>> Start Data supplied

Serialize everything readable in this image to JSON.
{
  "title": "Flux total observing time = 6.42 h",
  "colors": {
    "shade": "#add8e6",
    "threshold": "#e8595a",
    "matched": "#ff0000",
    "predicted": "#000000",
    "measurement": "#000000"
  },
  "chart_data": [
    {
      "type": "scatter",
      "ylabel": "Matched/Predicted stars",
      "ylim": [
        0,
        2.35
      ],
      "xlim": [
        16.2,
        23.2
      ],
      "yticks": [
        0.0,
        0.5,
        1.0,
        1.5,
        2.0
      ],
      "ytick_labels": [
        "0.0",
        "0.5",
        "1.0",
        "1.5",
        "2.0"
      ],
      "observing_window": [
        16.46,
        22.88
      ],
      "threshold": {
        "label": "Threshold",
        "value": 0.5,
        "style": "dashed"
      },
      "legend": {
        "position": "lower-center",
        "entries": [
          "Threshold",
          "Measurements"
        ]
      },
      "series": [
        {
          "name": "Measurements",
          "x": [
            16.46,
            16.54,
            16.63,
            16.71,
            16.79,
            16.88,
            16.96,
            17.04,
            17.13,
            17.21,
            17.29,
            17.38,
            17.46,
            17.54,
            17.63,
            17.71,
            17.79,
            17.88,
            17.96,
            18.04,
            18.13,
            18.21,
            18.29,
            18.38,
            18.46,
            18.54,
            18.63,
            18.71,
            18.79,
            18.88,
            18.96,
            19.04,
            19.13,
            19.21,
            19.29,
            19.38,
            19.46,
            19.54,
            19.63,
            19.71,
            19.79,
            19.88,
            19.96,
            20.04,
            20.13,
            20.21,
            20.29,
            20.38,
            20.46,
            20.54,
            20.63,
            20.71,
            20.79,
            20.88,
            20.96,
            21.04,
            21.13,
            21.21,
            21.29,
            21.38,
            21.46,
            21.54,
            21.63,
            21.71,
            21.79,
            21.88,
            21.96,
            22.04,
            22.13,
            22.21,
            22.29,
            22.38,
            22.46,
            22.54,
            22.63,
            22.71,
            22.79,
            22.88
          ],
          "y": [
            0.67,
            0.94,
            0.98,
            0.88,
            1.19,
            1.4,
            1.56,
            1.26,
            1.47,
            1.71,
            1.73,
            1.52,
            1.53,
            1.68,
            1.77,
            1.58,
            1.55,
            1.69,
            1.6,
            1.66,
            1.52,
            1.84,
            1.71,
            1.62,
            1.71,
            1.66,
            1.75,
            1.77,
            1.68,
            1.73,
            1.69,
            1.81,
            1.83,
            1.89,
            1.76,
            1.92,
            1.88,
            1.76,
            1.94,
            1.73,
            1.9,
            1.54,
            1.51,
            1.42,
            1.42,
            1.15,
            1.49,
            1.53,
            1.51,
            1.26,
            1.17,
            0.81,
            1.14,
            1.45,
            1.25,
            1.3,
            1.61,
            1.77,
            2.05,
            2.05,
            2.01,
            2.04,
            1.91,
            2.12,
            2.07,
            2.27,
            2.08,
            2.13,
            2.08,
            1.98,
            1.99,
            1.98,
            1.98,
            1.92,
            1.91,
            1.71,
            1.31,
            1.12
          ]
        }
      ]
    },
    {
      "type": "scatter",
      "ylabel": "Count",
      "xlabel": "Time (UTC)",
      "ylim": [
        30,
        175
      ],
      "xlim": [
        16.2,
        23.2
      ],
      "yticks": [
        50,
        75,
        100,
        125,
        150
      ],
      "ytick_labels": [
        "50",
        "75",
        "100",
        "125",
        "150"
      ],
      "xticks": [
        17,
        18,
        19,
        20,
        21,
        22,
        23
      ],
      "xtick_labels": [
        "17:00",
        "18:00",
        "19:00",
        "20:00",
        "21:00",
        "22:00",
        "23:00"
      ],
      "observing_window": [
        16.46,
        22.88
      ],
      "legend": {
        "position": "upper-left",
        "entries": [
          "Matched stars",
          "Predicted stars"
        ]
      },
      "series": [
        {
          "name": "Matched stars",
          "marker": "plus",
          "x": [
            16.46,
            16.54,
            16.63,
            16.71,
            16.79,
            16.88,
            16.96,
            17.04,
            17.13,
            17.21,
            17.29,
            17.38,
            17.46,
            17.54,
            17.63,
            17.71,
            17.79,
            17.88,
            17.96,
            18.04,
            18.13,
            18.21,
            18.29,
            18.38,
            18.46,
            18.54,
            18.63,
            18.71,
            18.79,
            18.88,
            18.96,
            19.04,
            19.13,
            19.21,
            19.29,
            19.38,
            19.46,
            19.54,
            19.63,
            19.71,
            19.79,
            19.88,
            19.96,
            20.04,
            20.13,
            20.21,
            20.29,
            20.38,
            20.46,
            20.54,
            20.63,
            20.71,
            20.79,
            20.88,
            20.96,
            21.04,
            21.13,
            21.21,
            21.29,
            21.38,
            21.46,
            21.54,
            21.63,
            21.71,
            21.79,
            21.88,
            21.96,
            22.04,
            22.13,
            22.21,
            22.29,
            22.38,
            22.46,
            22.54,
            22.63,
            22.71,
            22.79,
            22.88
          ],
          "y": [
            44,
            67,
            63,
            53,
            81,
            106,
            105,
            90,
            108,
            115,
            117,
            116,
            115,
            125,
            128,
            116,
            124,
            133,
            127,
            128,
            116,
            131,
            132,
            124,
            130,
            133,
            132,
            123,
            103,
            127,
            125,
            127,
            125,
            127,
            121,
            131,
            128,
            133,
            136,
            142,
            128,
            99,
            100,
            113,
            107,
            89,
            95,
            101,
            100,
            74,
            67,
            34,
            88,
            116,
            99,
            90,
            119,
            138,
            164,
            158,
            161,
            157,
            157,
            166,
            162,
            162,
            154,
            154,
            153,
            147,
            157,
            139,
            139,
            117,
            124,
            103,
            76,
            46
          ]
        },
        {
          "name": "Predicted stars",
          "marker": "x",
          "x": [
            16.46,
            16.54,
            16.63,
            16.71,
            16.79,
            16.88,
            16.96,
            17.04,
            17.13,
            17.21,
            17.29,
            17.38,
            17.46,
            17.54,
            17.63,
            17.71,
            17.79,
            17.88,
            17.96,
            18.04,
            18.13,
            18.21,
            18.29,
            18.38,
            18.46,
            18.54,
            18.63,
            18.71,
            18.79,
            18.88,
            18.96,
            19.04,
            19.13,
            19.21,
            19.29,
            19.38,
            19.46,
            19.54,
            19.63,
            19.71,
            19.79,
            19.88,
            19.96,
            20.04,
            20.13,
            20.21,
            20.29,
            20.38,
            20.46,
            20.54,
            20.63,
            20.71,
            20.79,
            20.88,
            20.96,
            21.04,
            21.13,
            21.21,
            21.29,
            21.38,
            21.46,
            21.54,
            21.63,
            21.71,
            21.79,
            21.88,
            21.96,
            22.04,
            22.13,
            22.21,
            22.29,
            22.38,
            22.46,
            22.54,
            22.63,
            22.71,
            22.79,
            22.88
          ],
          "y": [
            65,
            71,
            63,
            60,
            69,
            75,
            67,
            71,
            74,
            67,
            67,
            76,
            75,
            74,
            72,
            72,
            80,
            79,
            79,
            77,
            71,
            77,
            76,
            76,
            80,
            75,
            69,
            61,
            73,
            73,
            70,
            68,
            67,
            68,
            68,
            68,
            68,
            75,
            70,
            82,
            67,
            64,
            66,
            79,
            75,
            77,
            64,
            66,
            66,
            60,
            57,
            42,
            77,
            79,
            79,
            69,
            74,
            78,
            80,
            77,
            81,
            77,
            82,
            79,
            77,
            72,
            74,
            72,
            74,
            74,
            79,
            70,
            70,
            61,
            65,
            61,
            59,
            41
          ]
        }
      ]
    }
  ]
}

>> End Data supplied

Instructions for the task ->
Which lines of the material contain the string "stars"? List each of them.

Complete answer ->
      "ylabel": "Matched/Predicted stars",
          "Matched stars",
          "Predicted stars"
          "name": "Matched stars",
          "name": "Predicted stars",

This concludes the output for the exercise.